What you should do: Find the string "stockades" in the records. Copy every line it appears in.

>>>

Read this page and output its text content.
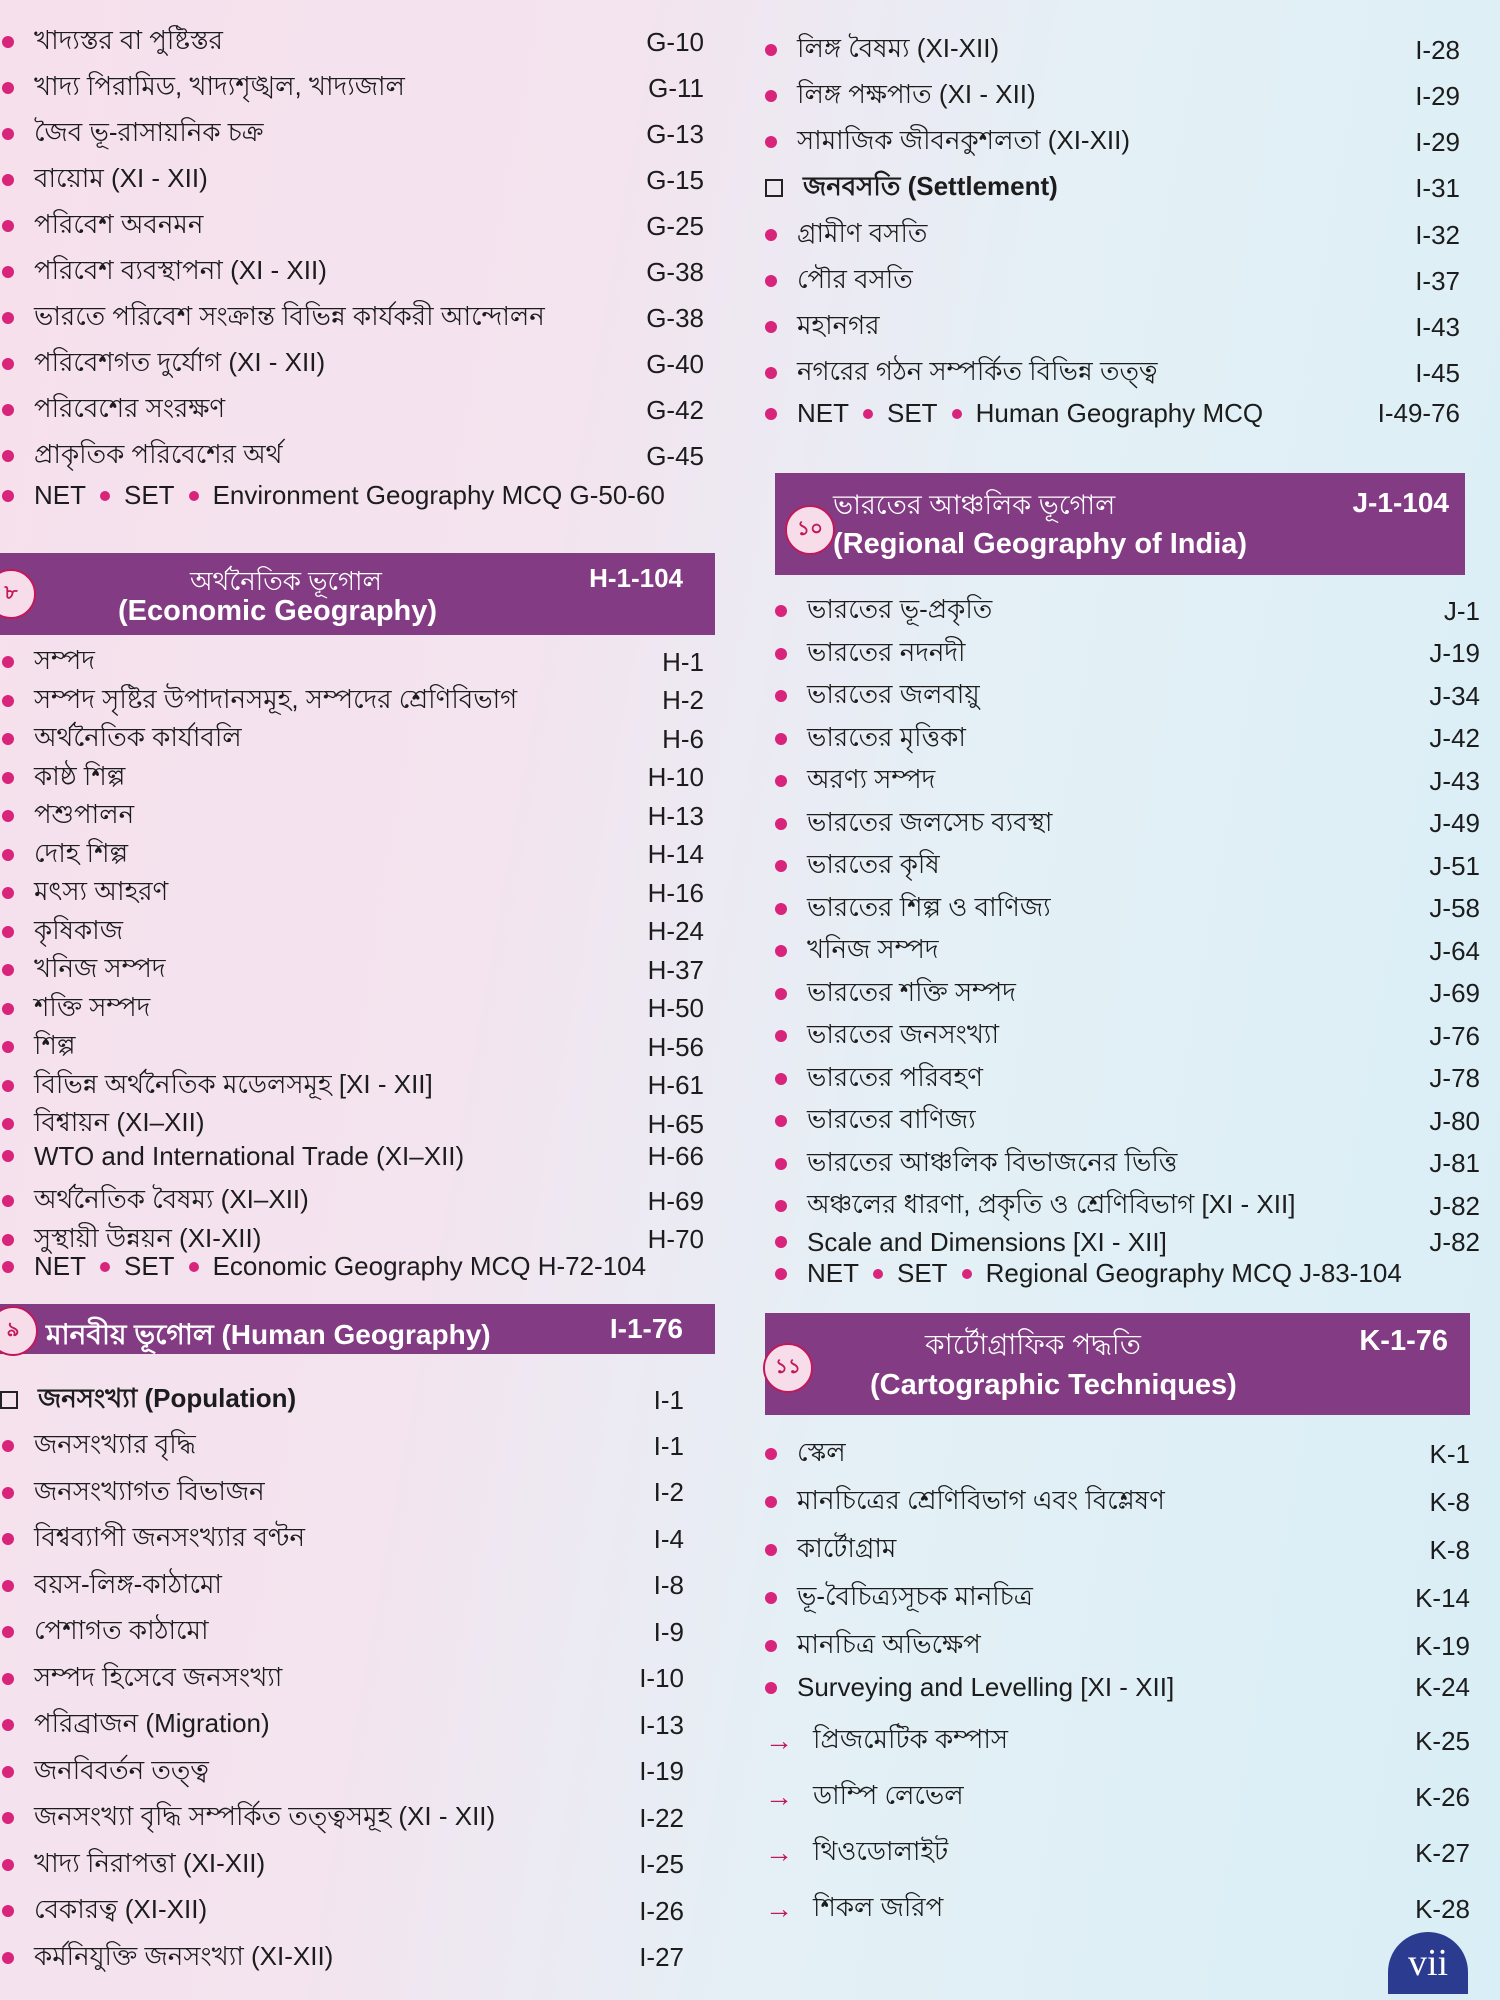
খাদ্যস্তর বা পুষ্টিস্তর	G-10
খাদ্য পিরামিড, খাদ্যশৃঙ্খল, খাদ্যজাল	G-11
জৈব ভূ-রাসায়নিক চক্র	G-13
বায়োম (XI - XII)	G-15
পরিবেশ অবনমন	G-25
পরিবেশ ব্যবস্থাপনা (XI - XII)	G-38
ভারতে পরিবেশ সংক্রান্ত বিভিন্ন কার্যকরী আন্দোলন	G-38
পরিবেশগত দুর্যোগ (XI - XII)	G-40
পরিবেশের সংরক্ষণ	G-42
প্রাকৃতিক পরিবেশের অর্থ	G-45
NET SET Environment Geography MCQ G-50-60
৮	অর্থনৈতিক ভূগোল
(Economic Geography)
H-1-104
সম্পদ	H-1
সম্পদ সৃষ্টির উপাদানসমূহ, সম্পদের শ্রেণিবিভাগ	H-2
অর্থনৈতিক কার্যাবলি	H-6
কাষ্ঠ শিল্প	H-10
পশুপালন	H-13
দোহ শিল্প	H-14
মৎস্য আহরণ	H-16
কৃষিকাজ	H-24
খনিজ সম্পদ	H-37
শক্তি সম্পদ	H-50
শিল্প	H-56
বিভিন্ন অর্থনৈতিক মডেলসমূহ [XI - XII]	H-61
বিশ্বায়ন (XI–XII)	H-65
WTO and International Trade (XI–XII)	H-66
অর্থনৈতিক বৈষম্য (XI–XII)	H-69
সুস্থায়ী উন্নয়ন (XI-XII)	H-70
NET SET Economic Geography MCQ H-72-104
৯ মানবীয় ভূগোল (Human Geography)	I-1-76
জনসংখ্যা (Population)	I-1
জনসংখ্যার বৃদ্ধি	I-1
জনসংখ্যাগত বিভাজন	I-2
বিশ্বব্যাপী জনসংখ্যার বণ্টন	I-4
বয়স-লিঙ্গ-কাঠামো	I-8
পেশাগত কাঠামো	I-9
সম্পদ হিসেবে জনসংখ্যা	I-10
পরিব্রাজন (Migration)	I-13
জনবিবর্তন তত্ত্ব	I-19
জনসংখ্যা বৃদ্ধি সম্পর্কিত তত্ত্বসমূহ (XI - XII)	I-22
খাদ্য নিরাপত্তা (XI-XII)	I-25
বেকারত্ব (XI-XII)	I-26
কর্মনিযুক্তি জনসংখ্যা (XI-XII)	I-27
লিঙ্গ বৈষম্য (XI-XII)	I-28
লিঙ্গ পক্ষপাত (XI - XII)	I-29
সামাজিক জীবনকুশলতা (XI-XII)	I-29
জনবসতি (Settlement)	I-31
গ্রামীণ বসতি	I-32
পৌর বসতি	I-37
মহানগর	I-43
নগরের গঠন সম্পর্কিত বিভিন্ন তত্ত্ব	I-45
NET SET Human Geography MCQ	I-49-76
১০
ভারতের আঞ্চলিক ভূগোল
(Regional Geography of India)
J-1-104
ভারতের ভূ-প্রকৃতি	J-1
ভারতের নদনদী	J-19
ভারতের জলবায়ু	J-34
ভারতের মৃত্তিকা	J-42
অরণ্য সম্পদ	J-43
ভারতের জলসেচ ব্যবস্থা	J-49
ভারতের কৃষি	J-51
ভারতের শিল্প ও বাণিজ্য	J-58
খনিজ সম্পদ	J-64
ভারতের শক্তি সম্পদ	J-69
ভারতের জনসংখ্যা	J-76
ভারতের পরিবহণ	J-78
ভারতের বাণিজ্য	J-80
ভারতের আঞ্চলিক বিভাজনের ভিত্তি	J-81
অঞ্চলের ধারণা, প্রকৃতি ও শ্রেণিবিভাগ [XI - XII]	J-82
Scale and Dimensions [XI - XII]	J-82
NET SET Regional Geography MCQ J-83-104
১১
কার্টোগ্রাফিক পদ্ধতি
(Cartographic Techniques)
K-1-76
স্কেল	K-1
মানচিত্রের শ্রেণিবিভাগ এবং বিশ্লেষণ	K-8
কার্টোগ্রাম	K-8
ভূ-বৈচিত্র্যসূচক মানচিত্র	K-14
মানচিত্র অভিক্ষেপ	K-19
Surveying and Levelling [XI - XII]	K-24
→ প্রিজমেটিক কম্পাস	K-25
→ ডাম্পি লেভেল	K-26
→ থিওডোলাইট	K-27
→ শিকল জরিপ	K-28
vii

<<<
>>>

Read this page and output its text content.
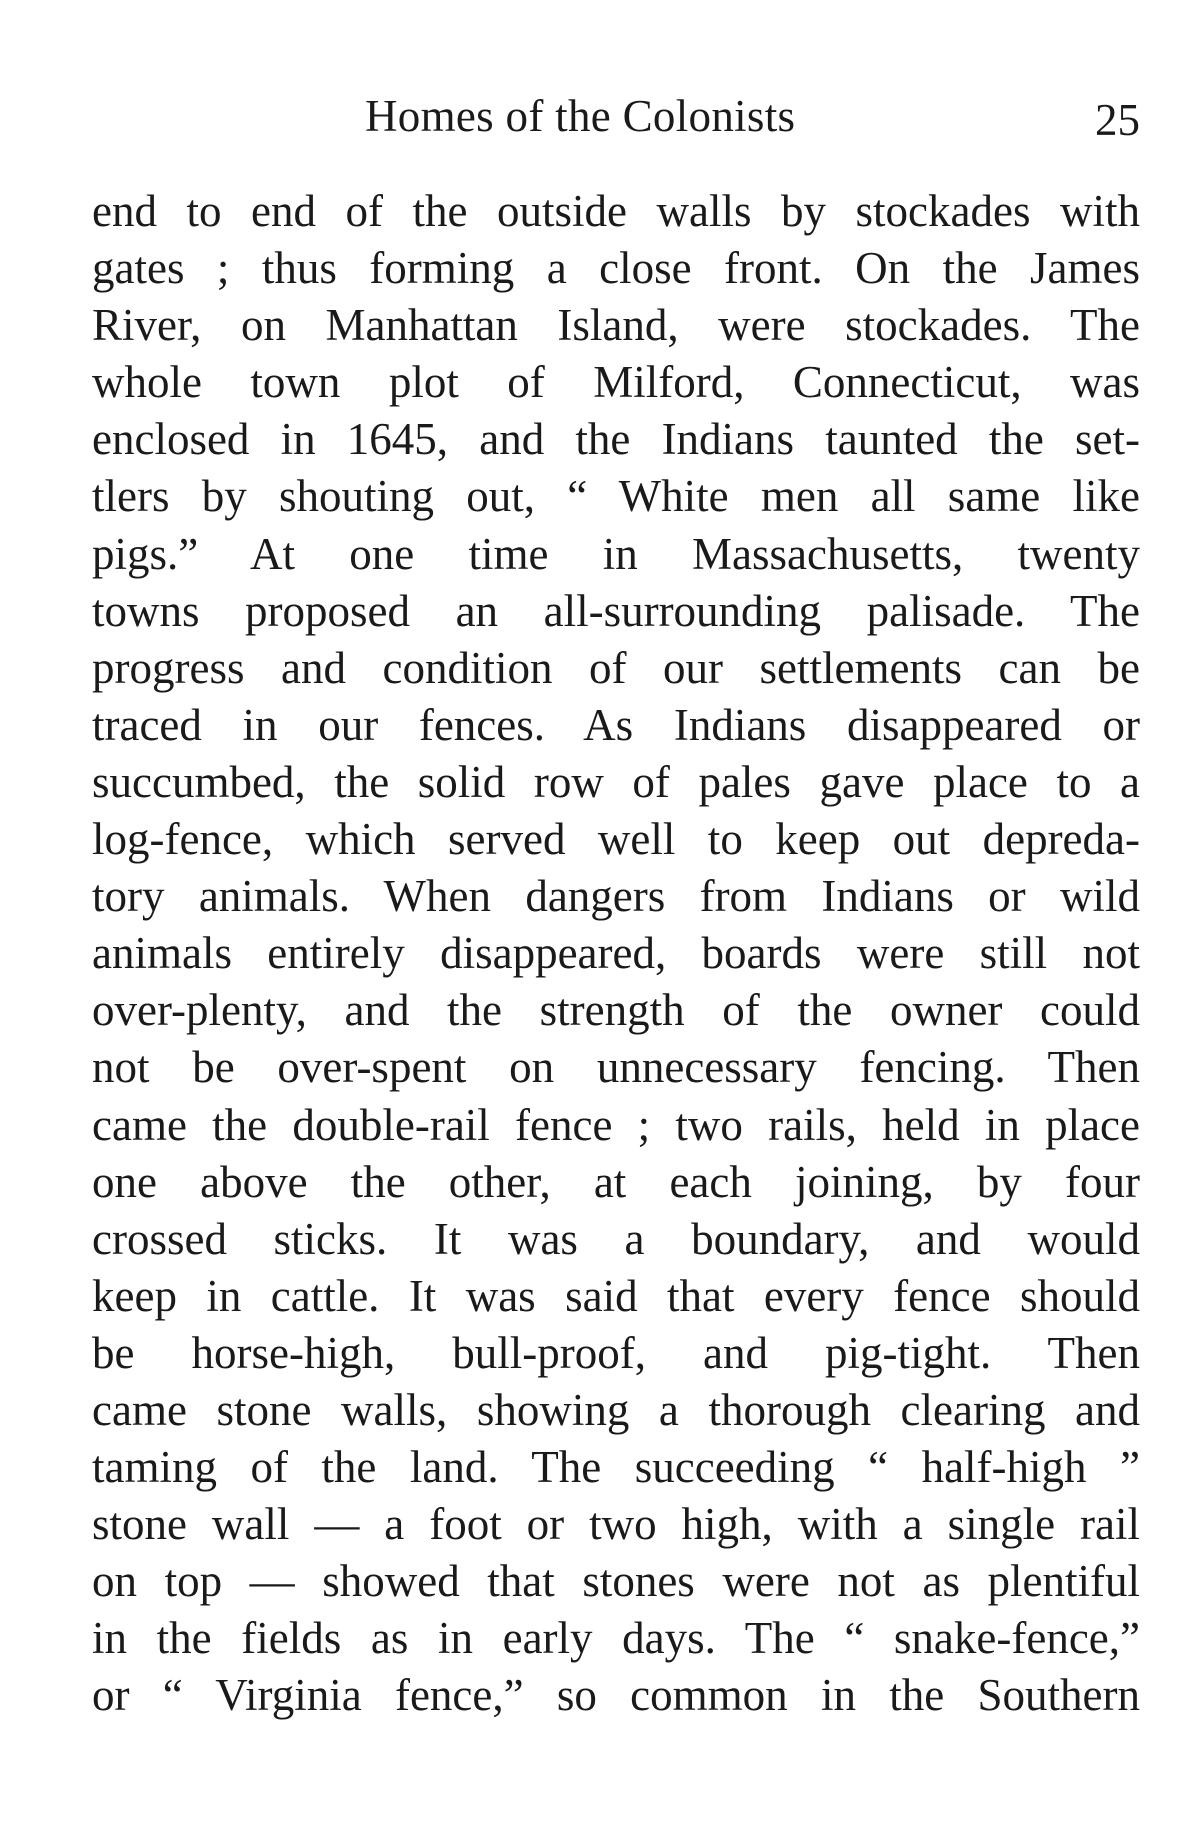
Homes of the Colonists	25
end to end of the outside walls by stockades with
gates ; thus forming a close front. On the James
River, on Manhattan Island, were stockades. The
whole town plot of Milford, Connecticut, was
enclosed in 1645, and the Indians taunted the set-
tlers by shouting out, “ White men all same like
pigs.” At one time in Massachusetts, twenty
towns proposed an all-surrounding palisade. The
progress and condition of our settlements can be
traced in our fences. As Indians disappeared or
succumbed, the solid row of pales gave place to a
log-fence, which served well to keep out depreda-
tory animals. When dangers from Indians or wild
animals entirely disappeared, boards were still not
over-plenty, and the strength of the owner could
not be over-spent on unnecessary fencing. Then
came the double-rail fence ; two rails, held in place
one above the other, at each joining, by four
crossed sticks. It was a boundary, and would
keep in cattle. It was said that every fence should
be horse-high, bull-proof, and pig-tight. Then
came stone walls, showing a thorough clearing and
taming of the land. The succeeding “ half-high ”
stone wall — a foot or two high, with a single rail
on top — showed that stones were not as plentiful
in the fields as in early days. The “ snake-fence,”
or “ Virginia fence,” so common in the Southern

<<<

Solution for this problem:
end to end of the outside walls by stockades with
River, on Manhattan Island, were stockades. The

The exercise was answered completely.